§ Work instructions
Find all lines in the records that include the word "Novodvorský", and copy them out.

+++ Exercise materials +++

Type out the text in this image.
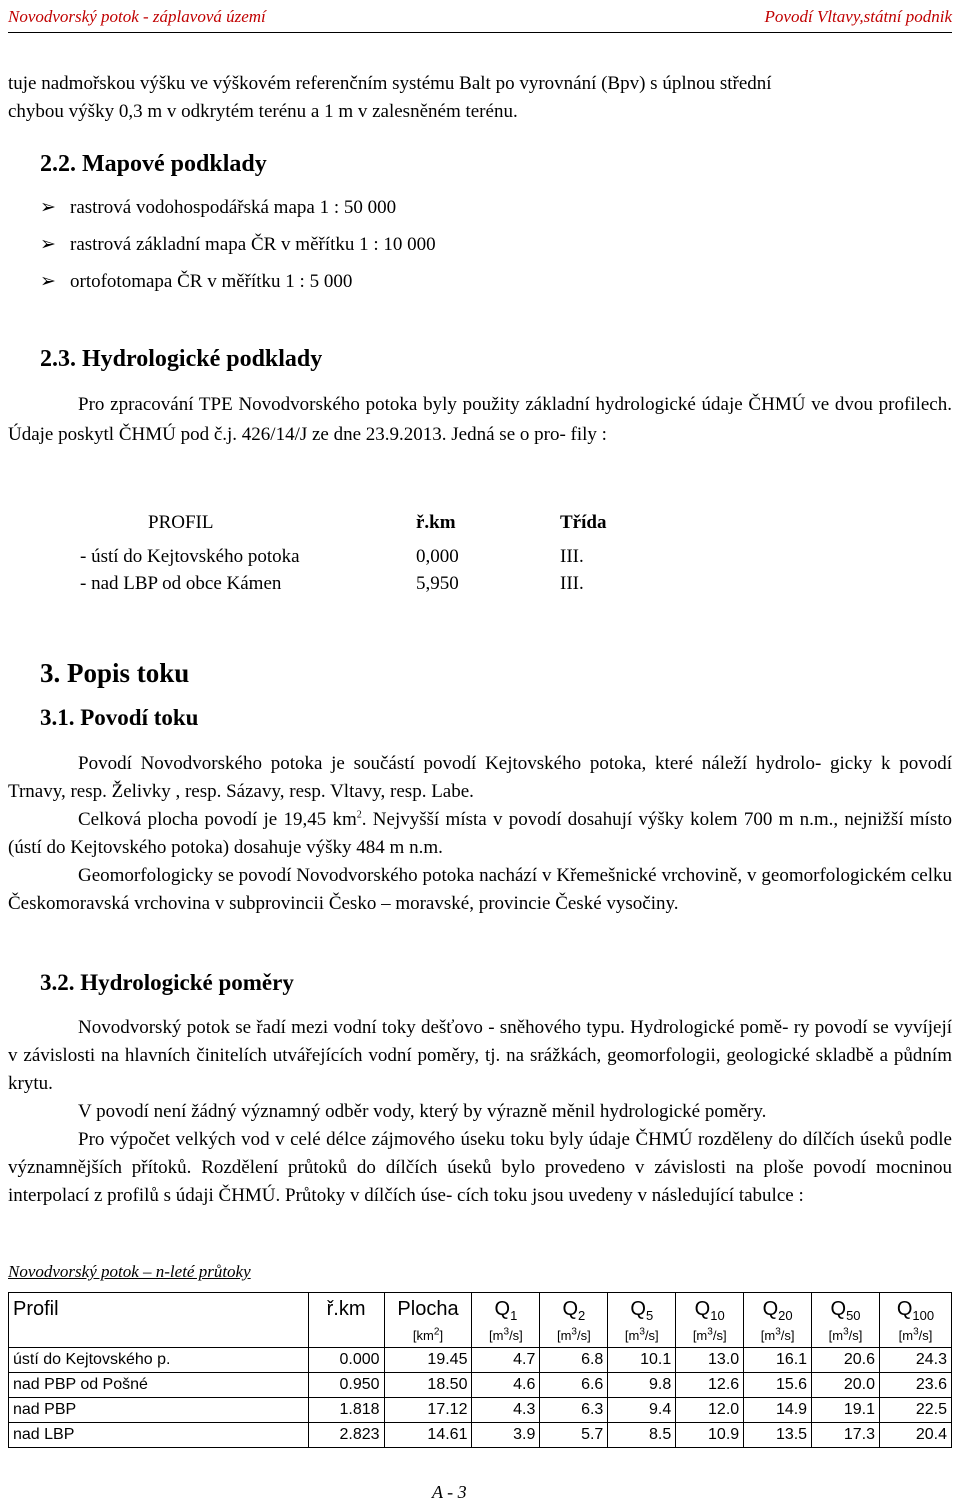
Novodvorský potok - záplavová území	Povodí Vltavy,státní podnik
tuje nadmořskou výšku ve výškovém referenčním systému Balt po vyrovnání (Bpv) s úplnou střední
chybou výšky 0,3 m v odkrytém terénu a 1 m v zalesněném terénu.
2.2. Mapové podklady
➢ rastrová vodohospodářská mapa 1 : 50 000
➢ rastrová základní mapa ČR v měřítku 1 : 10 000
➢ ortofotomapa ČR v měřítku 1 : 5 000
2.3. Hydrologické podklady
Pro zpracování TPE Novodvorského potoka byly použity základní hydrologické údaje ČHMÚ ve dvou profilech. Údaje poskytl ČHMÚ pod č.j. 426/14/J ze dne 23.9.2013. Jedná se o pro- fily :
PROFIL	ř.km	Třída
- ústí do Kejtovského potoka	0,000	III.
- nad LBP od obce Kámen	5,950	III.
3. Popis toku
3.1. Povodí toku
Povodí Novodvorského potoka je součástí povodí Kejtovského potoka, které náleží hydrolo- gicky k povodí Trnavy, resp. Želivky , resp. Sázavy, resp. Vltavy, resp. Labe.
Celková plocha povodí je 19,45 $km^2$. Nejvyšší místa v povodí dosahují výšky kolem 700 m n.m., nejnižší místo (ústí do Kejtovského potoka) dosahuje výšky 484 m n.m.
Geomorfologicky se povodí Novodvorského potoka nachází v Křemešnické vrchovině, v geomorfologickém celku Českomoravská vrchovina v subprovincii Česko – moravské, provincie České vysočiny.
3.2. Hydrologické poměry
Novodvorský potok se řadí mezi vodní toky dešťovo - sněhového typu. Hydrologické pomě- ry povodí se vyvíjejí v závislosti na hlavních činitelích utvářejících vodní poměry, tj. na srážkách, geomorfologii, geologické skladbě a půdním krytu.
V povodí není žádný významný odběr vody, který by výrazně měnil hydrologické poměry.
Pro výpočet velkých vod v celé délce zájmového úseku toku byly údaje ČHMÚ rozděleny do dílčích úseků podle významnějších přítoků. Rozdělení průtoků do dílčích úseků bylo provedeno v závislosti na ploše povodí mocninou interpolací z profilů s údaji ČHMÚ. Průtoky v dílčích úse- cích toku jsou uvedeny v následující tabulce :
Novodvorský potok – n-leté průtoky
Profil	ř.km	Plocha	$Q_1$	$Q_2$	$Q_5$	$Q_{10}$	$Q_{20}$	$Q_{50}$	$Q_{100}$
		$[km^2]$	$[m^3/s]$	$[m^3/s]$	$[m^3/s]$	$[m^3/s]$	$[m^3/s]$	$[m^3/s]$	$[m^3/s]$
ústí do Kejtovského p.	0.000	19.45	4.7	6.8	10.1	13.0	16.1	20.6	24.3
nad PBP od Pošné	0.950	18.50	4.6	6.6	9.8	12.6	15.6	20.0	23.6
nad PBP	1.818	17.12	4.3	6.3	9.4	12.0	14.9	19.1	22.5
nad LBP	2.823	14.61	3.9	5.7	8.5	10.9	13.5	17.3	20.4
A - 3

+++

§ Full answer
Novodvorský potok - záplavová území	Povodí Vltavy,státní podnik
Novodvorský potok se řadí mezi vodní toky dešťovo - sněhového typu. Hydrologické pomě- ry povodí se vyvíjejí v závislosti na hlavních činitelích utvářejících vodní poměry, tj. na srážkách, geomorfologii, geologické skladbě a půdním krytu.
Novodvorský potok – n-leté průtoky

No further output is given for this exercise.